** begin **

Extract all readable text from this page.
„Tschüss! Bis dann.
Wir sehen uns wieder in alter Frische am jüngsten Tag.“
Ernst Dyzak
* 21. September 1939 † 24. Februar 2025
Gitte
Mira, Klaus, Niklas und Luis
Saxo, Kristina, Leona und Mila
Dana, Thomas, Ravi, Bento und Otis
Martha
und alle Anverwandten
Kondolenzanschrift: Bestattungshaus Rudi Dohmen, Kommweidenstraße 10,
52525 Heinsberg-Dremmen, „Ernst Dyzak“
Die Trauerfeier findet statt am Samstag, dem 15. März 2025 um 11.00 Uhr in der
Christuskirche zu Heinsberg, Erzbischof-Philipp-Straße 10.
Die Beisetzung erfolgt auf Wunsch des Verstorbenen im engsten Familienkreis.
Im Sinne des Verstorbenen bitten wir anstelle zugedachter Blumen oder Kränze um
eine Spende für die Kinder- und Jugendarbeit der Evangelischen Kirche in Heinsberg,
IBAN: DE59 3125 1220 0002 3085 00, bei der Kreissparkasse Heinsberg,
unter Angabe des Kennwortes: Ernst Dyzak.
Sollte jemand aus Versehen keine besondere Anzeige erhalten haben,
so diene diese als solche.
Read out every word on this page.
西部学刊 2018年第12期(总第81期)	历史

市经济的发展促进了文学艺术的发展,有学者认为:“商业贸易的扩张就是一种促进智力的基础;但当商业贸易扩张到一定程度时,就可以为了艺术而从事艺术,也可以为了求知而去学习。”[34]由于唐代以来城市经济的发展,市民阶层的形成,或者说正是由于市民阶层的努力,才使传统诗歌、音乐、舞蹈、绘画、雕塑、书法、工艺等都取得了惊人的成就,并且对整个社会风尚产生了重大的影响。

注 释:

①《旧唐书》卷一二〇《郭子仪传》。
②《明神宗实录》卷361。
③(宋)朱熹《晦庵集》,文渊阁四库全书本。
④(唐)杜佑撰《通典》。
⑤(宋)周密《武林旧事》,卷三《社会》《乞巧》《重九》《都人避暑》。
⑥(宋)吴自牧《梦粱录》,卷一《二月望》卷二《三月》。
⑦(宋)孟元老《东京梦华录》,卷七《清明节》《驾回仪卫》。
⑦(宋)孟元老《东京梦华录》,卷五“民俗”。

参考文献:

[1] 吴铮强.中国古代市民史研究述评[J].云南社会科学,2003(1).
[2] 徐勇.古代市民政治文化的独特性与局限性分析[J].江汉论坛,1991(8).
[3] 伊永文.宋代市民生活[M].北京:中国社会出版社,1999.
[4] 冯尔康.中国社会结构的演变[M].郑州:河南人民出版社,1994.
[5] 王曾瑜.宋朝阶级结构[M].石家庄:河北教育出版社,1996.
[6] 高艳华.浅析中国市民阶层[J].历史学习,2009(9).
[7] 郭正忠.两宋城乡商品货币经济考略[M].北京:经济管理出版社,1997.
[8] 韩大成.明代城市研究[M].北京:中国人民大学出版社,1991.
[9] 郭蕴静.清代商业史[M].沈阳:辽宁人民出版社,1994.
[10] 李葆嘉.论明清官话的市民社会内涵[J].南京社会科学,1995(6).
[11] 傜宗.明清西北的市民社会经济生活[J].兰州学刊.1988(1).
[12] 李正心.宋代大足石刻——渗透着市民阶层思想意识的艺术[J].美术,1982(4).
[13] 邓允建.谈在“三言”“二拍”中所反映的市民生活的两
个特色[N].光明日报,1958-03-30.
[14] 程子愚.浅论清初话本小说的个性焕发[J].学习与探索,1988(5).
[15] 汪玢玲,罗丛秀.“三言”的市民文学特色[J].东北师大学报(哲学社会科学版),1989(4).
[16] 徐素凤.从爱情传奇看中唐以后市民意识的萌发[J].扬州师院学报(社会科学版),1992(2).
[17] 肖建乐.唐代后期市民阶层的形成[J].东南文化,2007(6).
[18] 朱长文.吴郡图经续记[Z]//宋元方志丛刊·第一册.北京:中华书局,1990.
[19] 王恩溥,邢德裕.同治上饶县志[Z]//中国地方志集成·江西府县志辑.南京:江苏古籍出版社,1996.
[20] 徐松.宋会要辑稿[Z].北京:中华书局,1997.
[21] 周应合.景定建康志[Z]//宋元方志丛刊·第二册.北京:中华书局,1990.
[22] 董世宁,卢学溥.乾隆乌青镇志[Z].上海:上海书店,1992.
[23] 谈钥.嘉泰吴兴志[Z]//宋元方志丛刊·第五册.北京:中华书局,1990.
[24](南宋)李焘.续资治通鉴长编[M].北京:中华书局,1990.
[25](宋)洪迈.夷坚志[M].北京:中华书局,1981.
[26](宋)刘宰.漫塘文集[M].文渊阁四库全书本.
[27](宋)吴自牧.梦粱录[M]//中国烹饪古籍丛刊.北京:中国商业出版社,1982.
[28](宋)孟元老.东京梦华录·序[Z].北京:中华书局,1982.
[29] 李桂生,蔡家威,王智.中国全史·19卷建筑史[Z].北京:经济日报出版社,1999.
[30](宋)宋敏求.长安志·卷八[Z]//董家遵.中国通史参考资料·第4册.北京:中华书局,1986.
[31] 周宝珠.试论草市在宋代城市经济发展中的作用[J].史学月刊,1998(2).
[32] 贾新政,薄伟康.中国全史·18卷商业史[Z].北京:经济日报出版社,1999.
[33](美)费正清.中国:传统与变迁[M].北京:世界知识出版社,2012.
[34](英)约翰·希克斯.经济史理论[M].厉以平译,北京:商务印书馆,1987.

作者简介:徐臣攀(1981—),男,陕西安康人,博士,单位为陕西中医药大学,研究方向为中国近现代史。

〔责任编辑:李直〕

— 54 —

** end **

# Exercise aim
Copy every line of the entries above in which "Dyzak" occurs.

# Result for this exercise
Ernst Dyzak
52525 Heinsberg-Dremmen, „Ernst Dyzak“
unter Angabe des Kennwortes: Ernst Dyzak.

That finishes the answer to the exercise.